- _Provided records_
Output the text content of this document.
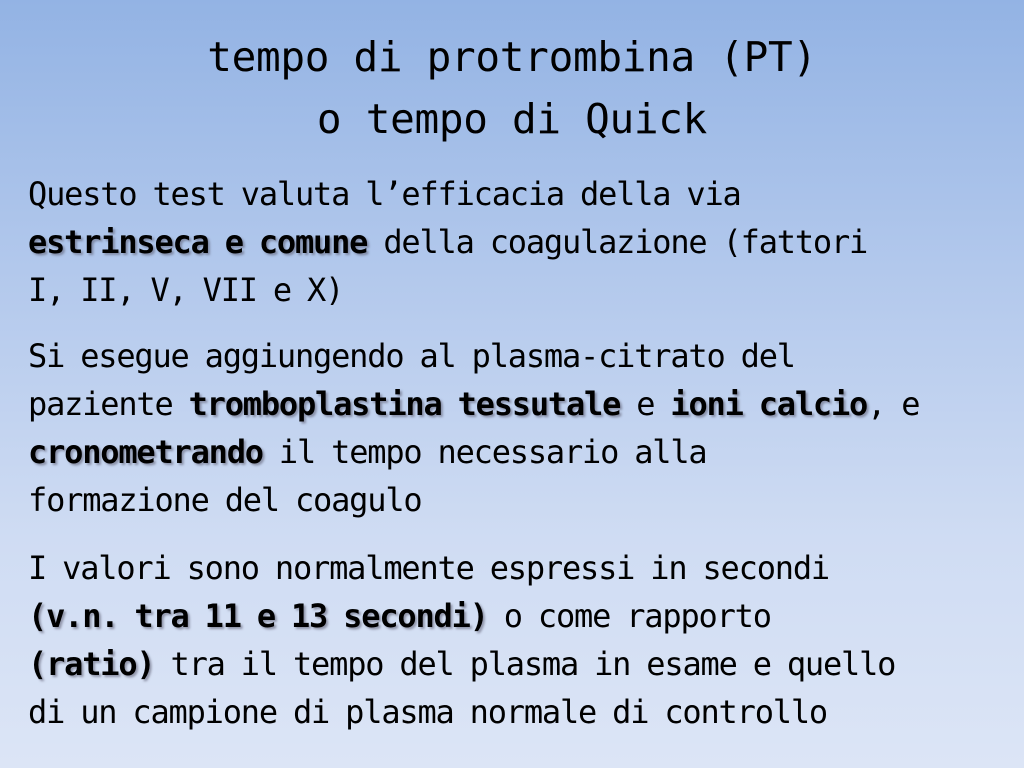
tempo di protrombina (PT)
o tempo di Quick
Questo test valuta l’efficacia della via
estrinseca e comune della coagulazione (fattori
I, II, V, VII e X)
Si esegue aggiungendo al plasma-citrato del
paziente tromboplastina tessutale e ioni calcio, e
cronometrando il tempo necessario alla
formazione del coagulo
I valori sono normalmente espressi in secondi
(v.n. tra 11 e 13 secondi) o come rapporto
(ratio) tra il tempo del plasma in esame e quello
di un campione di plasma normale di controllo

- _Your objective_
Repeat the listing in full and exactly. Do not include any images.

- _Expected answer_
Output the text content of this document.
tempo di protrombina (PT)
o tempo di Quick
Questo test valuta l’efficacia della via
estrinseca e comune della coagulazione (fattori
I, II, V, VII e X)
Si esegue aggiungendo al plasma-citrato del
paziente tromboplastina tessutale e ioni calcio, e
cronometrando il tempo necessario alla
formazione del coagulo
I valori sono normalmente espressi in secondi
(v.n. tra 11 e 13 secondi) o come rapporto
(ratio) tra il tempo del plasma in esame e quello
di un campione di plasma normale di controllo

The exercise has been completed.